EXTRACT PROVIDED:
All Market Participants are hereby informed that an Open Offer (“Offer”) is made by Appu Financial Services Limited (“Acquirer”) to the existing public shareholders of Velox Industries Limited (“Target Company”) to acquire up to 20,53,150 (Twenty Lakhs Fifty-Three Thousand One Hundred Fifty) Equity shares of Rs. 10/- each representing 25.75%(Twenty-Five point Seventy-Five Percent) * of the Emerging Voting Equity Share Capital of the Target company on a fully diluted basis, as of the tenth working day from the closure of the tendering period of the open offer (“Voting Share Capital” ), from the eligible shareholders of the Target Company of Rs. 10/- each at a price of Rs. 10.00/- per share (“Offer Price”) payable in cash., pursuant to the Regulation 3(1) and 4, of the SEBI (SAST) Regulations, 2011 and subsequent amendments thereof for substantial acquisition of shares / voting rights accompanied with change in control, from October 19, 2022 to November 03, 2022.

DATASET ENTRIES:
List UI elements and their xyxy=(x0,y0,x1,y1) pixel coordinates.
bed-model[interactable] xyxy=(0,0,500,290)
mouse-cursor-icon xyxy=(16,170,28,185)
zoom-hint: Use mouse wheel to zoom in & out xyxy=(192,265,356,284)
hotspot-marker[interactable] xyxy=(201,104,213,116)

TASKS TO CARRY OUT:
**1.** Translate into Spanish this sentence from the Velox Industries open offer notice: "All Market Participants are hereby informed that an Open Offer (“Offer”) is made by Appu Financial Services Limited (“Acquirer”) to the existing public shareholders of Velox Industries Limited (“Target Company”) to acquire up to 20,53,150 (Twenty Lakhs Fifty-Three Thousand One Hundred Fifty) Equity shares of Rs. 10/- each representing 25.75%(Twenty-Five point Seventy-Five Percent) * of the Emerging Voting Equity Share Capital of the Target company on a fully diluted basis, as of the tenth working day from the closure of the tendering period of the open offer (“Voting Share Capital” ), from the eligible shareholders of the Target Company of Rs. 10/- each at a price of Rs. 10.00/- per share (“Offer Price”) payable in cash., pursuant to the Regulation 3(1) and 4, of the SEBI (SAST) Regulations, 2011 and subsequent amendments thereof for substantial acquisition of shares / voting rights accompanied with change in control, from October 19, 2022 to November 03, 2022."
**2.** Carry on the Velox Industries open offer notice, starting after its last sentence.

IN RESPONSE:
**1.** Se informa por la presente a todos los Participantes del Mercado que Appu Financial Services Limited (“Adquirente”) formula una Oferta Abierta (“Oferta”) a los actuales accionistas públicos de Velox Industries Limited (“Sociedad Objetivo”) para adquirir hasta 20,53,150 (veinte lakhs cincuenta y tres mil ciento cincuenta) acciones ordinarias de Rs. 10/- cada una, que representan el 25,75 % (veinticinco coma setenta y cinco por ciento)* del Capital Social Emergente con Derecho a Voto de la Sociedad Objetivo sobre una base totalmente diluida, al décimo día hábil desde el cierre del período de presentación de la oferta abierta (“Capital Social con Derecho a Voto”), de los accionistas elegibles de la Sociedad Objetivo, de Rs. 10/- cada una, a un precio de Rs. 10.00/- por acción (“Precio de la Oferta”) pagadero en efectivo, conforme a la Regulación 3(1) y 4 de las SEBI (SAST) Regulations, 2011 y sus modificaciones posteriores, para la adquisición sustancial de acciones / derechos de voto acompañada de cambio de control, del 19 de octubre de 2022 al 3 de noviembre de 2022.

**2.**
*An open offer in compliance with the provisions of Regulations 3 (1) and 4 of the SEBI (SAST) Regulations, is required to be given for atleast 26.00% (Twenty-Six Percent) of the of the Emerging Voting Equity Share Capital of the Target company, i.e. for 20,73,240 Equity Shares. However since, the shareholding of the public shareholders including the Investors (public shareholders who are proposed preferential Allottee’s also), as on date of this LOF, is 25.75% (Twenty-Five point Seventy-Five Percent), therefore the Open Offer Shares represent 25.75% (Twenty-Five point Seventy-Five Percent) of the Emerging Voting Equity Share Capital of the Target Company and since the Investors (also a proposed preferential Allottee and proposed public shareholders) other than the Acquirer (also a proposed preferential Allottee and proposed promoter) do not intend participating in the open offer, the Open Offer is being made for 1,78,150 equity shares i.e. 2.23% Emerging Voting Equity Share Capital of the Target Company.

Letter of Offer is herewith attached for your perusal.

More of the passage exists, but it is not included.